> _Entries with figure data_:
-------
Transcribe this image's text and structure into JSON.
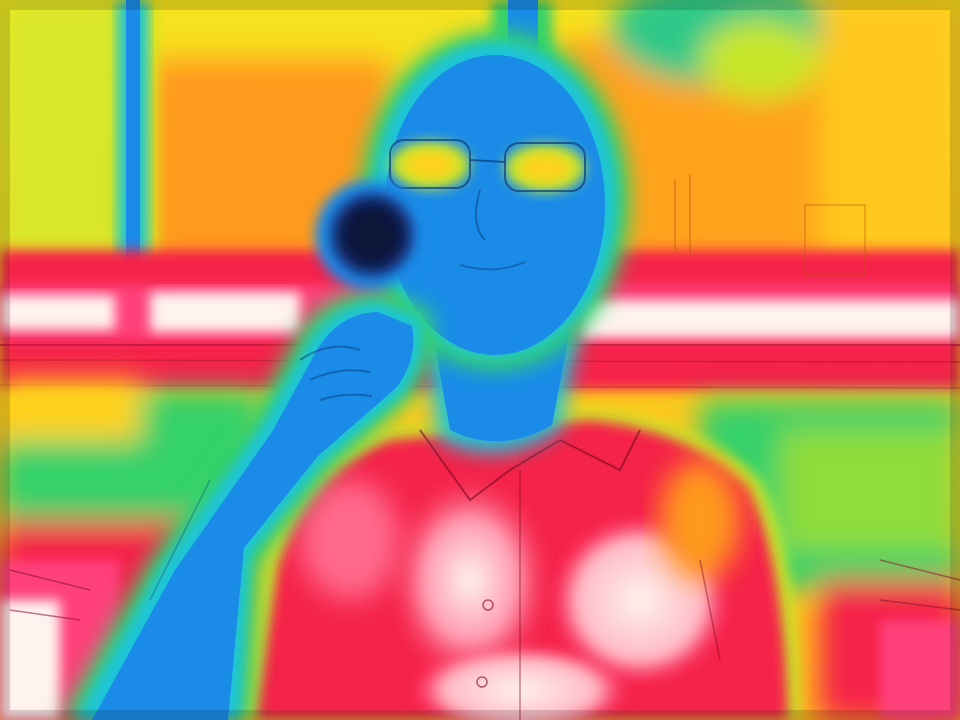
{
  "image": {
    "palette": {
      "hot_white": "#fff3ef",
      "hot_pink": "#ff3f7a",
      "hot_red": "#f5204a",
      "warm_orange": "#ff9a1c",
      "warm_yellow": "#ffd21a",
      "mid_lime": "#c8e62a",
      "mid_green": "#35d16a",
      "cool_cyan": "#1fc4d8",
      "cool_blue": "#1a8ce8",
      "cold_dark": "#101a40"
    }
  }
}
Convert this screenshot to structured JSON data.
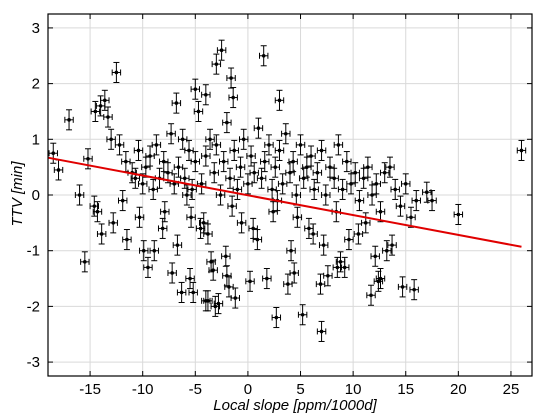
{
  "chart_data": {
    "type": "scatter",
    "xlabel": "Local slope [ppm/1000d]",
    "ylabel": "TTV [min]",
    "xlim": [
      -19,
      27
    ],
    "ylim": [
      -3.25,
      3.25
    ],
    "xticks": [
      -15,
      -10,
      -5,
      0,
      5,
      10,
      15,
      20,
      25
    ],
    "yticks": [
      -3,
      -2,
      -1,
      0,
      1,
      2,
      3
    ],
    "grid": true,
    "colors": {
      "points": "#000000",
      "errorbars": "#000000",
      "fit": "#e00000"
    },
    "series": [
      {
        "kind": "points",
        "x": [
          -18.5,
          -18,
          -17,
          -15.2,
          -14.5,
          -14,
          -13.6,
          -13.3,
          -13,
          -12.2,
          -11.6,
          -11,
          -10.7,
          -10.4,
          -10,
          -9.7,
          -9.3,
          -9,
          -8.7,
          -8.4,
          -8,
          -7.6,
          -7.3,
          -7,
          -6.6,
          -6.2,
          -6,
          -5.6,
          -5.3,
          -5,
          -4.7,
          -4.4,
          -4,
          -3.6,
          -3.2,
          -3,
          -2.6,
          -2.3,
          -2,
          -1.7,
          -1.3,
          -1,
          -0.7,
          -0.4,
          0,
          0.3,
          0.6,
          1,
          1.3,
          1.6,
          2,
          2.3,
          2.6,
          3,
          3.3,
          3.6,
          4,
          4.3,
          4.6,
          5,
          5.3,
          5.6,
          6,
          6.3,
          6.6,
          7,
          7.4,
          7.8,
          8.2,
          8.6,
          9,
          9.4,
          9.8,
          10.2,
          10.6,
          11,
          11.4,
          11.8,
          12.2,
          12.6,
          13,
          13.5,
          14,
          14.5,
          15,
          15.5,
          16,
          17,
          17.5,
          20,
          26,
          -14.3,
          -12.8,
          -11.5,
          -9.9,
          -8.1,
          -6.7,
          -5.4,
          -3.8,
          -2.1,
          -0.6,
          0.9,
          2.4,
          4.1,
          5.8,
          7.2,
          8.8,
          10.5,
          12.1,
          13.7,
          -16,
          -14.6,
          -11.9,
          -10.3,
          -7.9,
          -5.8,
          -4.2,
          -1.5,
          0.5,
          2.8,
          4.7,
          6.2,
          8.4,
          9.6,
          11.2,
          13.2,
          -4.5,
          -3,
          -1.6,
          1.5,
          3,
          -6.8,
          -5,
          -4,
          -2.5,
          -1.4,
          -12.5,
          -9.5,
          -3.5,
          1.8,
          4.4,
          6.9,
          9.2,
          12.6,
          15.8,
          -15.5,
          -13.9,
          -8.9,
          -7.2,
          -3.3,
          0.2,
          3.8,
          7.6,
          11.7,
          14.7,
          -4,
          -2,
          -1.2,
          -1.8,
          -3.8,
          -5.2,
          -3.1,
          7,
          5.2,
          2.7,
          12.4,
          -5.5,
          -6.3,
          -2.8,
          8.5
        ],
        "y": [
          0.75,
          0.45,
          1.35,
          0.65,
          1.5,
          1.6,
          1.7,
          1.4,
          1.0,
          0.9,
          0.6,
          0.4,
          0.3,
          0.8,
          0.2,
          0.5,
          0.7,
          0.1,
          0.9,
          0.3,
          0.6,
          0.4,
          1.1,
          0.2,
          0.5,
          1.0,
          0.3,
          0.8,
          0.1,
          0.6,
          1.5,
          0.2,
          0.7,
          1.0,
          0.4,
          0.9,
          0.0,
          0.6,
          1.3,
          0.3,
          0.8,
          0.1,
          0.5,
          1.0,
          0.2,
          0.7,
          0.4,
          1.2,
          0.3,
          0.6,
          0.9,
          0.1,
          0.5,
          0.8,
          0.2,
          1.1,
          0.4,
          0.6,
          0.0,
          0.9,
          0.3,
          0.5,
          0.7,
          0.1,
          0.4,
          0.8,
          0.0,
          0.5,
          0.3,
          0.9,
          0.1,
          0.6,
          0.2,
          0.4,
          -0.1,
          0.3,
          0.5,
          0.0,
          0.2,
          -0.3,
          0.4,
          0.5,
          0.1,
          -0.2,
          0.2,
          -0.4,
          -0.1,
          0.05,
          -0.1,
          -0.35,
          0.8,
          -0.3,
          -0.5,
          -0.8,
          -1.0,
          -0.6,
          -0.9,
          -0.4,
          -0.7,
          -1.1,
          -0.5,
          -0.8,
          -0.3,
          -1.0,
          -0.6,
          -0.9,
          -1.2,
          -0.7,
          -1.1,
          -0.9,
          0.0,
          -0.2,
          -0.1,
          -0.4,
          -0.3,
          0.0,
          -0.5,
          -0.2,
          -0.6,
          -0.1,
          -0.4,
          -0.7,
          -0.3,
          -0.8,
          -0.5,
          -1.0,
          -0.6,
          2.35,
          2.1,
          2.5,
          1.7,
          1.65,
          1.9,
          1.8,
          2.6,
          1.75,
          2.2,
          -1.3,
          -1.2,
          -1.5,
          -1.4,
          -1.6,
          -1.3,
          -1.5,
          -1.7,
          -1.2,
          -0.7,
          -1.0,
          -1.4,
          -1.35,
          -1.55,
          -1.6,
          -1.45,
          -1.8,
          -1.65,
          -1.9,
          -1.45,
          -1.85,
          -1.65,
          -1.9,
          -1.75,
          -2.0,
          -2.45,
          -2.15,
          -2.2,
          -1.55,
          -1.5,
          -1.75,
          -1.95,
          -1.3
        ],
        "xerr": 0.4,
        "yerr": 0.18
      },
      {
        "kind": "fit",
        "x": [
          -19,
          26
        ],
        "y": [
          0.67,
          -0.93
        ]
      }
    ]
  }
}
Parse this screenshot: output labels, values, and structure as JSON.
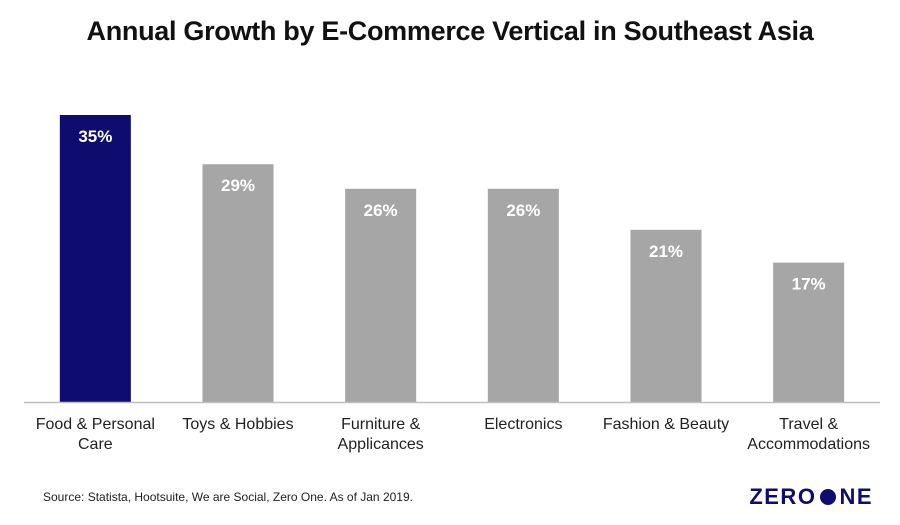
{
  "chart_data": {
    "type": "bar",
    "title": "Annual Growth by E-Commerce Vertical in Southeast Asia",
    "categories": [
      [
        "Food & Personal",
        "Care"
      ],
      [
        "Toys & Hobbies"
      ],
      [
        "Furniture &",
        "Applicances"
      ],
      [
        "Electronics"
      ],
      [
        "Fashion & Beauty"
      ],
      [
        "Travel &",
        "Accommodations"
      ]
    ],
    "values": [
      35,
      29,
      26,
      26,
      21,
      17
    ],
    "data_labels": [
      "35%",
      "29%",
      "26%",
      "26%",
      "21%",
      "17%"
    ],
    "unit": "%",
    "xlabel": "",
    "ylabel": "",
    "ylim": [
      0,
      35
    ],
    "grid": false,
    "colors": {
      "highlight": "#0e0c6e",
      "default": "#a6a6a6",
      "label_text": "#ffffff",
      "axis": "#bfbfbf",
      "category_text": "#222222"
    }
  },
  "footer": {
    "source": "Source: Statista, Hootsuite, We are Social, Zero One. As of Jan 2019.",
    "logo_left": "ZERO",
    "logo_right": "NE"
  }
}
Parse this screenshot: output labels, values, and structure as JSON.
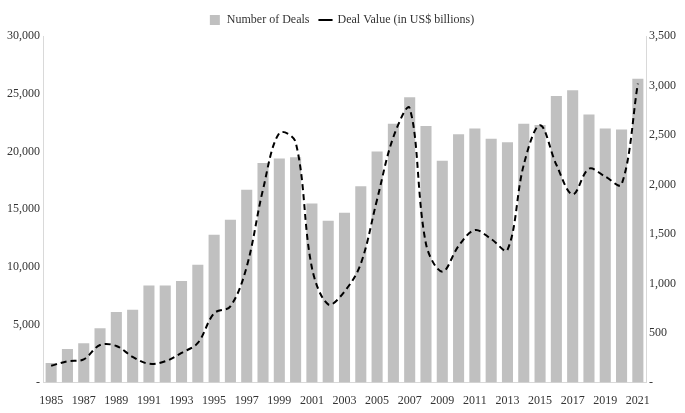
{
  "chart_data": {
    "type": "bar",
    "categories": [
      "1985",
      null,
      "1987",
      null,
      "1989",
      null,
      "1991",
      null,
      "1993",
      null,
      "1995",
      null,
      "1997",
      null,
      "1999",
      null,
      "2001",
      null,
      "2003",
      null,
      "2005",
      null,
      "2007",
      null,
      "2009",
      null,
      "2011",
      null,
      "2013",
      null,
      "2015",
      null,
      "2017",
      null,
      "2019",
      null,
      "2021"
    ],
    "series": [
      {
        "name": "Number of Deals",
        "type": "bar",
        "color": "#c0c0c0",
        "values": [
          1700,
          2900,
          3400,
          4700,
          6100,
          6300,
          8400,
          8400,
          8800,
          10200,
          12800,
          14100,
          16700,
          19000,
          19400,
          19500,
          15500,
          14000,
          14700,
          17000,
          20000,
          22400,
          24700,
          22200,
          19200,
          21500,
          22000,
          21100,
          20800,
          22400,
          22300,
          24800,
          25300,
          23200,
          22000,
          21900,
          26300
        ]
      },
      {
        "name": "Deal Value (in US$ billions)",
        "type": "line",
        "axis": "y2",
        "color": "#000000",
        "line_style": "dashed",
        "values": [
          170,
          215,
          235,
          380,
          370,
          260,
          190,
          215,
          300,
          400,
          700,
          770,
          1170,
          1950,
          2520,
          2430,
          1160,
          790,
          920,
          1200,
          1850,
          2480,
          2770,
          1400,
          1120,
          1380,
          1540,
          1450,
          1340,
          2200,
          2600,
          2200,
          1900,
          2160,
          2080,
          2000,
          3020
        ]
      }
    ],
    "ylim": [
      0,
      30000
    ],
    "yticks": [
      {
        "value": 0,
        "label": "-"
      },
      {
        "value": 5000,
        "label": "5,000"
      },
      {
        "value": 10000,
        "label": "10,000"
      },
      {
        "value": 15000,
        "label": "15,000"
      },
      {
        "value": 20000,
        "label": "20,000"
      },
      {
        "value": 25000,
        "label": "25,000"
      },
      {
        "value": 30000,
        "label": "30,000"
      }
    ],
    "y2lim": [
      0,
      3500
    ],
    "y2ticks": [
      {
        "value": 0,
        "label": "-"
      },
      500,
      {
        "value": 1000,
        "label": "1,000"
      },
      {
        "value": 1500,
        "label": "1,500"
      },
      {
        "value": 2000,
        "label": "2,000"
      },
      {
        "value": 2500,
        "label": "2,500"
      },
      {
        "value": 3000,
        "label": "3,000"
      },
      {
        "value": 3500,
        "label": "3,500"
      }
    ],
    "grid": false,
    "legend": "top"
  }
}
-------
> _What to do_: Using the records above, gather all lines where the string "xlabel" is present.

> _Expected answer_:
    "xlabel": "Local slope [ppm/1000d]",
    "xlabel": "",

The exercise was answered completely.